#### [頁面摘錄]
# # #
核一廠用過核子燃料乾式貯存護箱表面劑量分析與屏蔽計算模型探討

Shielding Modeling and Surface Dose Rate Calculations for the First Spent Nuclear Fuel Dry Storage Cask in Taiwan

指導教授 : 許榮鈞

摘要


本研究針對台電公司核一乾貯熱測試TSC01護箱進行嚴謹的表面輻射劑量分析,採用SCALE6.1程式集中的MAVRIC運算序列,它是一套應用CADIS理論且能自動化地結合DENOVO決定論法程式及MONACO蒙地卡羅法程式之運算序列,主要機制在於藉由一次近似的決定論法伴隨函數建構出具有一致性的權重射源及重要性地圖,大輻加速蒙地卡羅法的計算效率以解決困難的屏蔽問題。 本研究的最終目標是為了與熱測試的護箱表面劑量量測實驗直接比較,用來測試目前最佳輻射屏蔽分析技術之準確程度。針對TSC01護箱的內容物,本研究考慮了56根用過燃料束的獨立射源,每根燃料束分別考量三種射源項(燃料中子、燃料光子及結構光子)的能譜和軸向分布,同時將護箱細部幾何模型納入計算模型,包含密封鋼筒內部56根燃料束的擺放位置與幾何形狀,以及鋼筒外部進出氣孔位置、不銹鋼層、混凝土屏蔽的模擬。蒙地卡羅計算應用FW-CADIS理論,將伴隨射源設定為護箱側邊和頂部之表層,有效地迫使大量追蹤粒子往外遷移以增加護箱表面粒子計數的機會。本研究已獲得最可靠詳細的TSC01護箱表面劑量的分布圖,未來量測規劃預計藉由三種高效率的偵檢器(He-3比例計數器、HPIC、及TLD)對TSC01護箱作表面劑量掃描測量。同時,藉由已建置之屏蔽模型,本研究進行了大量的參數靈敏度分析以確認不同目的下的最佳輻射屏蔽模型,研究成果有助於未來國內類似案例的安全分析與相關研究。
# # #
文件版面偵測資料
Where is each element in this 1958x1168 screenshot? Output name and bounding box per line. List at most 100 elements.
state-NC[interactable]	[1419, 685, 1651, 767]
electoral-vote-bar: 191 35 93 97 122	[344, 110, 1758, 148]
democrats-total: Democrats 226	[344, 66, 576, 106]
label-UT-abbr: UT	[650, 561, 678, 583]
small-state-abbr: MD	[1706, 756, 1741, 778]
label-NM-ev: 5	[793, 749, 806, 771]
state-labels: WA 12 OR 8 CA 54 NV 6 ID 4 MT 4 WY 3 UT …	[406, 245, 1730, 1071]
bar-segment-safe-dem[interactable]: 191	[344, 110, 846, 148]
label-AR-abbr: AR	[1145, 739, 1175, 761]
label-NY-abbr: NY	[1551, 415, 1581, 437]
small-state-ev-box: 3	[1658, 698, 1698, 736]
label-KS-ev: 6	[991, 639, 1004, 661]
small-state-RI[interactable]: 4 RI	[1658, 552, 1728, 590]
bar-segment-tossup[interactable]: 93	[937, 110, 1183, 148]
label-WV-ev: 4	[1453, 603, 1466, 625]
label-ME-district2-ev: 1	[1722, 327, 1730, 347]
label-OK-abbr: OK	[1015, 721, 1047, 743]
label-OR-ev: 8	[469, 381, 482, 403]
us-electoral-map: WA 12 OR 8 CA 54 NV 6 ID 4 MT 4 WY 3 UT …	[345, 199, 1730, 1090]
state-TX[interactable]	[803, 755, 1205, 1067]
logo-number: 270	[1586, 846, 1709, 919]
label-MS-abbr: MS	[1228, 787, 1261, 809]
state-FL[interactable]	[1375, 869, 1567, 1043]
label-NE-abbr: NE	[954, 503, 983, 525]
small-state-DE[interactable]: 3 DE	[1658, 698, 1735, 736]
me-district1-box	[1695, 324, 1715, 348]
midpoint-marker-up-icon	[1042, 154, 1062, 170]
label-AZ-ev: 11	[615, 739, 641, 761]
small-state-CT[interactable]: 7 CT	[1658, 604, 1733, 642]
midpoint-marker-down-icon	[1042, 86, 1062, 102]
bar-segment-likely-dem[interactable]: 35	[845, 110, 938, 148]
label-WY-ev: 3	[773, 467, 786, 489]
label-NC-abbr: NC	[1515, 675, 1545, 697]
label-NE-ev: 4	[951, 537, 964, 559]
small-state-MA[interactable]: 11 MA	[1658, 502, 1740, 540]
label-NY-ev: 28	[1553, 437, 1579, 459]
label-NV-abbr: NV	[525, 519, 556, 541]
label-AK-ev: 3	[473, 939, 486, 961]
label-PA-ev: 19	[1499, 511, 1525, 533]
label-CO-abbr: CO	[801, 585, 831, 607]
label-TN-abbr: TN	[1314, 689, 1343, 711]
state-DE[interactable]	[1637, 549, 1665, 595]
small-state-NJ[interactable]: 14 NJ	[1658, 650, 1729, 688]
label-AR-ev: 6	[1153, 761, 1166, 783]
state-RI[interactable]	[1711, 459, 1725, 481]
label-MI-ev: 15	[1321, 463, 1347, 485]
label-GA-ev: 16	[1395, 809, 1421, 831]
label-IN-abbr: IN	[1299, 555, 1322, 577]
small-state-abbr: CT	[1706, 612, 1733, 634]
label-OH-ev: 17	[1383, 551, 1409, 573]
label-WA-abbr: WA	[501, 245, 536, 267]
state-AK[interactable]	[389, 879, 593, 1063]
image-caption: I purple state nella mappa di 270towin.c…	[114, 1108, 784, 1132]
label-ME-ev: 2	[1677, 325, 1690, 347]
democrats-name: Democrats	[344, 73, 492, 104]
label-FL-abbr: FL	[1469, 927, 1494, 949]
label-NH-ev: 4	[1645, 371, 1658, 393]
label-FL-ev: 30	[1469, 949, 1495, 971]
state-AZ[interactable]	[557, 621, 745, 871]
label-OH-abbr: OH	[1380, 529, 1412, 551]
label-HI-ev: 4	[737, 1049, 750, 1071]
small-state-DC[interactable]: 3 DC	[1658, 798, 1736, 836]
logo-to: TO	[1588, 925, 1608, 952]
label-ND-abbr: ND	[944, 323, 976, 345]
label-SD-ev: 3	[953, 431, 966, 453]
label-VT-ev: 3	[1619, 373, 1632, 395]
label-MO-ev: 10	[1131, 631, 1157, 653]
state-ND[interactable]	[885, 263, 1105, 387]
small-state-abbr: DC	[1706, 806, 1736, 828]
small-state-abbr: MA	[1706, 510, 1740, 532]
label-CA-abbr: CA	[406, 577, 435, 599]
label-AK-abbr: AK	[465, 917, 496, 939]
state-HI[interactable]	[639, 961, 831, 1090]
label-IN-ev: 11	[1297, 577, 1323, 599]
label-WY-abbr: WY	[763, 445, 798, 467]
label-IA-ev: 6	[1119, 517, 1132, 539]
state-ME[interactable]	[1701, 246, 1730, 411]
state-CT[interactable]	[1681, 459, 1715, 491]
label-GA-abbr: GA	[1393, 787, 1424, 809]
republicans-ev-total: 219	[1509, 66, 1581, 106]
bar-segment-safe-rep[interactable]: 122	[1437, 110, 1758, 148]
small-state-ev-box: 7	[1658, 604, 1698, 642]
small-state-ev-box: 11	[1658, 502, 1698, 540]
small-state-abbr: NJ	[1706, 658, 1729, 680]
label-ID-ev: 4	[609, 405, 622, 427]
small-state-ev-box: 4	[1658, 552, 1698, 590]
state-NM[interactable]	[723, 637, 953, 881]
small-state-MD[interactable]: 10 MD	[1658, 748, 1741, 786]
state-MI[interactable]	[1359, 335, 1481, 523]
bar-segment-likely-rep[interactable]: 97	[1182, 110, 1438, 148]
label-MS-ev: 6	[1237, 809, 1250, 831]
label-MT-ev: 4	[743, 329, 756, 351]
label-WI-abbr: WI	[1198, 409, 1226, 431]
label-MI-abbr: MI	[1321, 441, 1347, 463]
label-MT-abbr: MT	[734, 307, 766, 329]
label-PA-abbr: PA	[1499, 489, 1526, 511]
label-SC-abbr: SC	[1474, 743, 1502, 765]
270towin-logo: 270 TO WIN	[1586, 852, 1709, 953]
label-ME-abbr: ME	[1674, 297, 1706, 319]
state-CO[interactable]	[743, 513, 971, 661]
# # #
#### [練習題目]
A. 根據頁面摘錄,本研究採用了SCALE6.1程式集中的哪一個運算序列?
B. 頁面摘錄提到,未來將用幾種偵檢器對TSC01護箱作表面劑量掃描測量。請列出全部偵檢器。
這些資料列與頁面摘錄的內容沒有關聯。

#### [練習結果]
A. MAVRIC運算序列。

B. He-3比例計數器、HPIC、TLD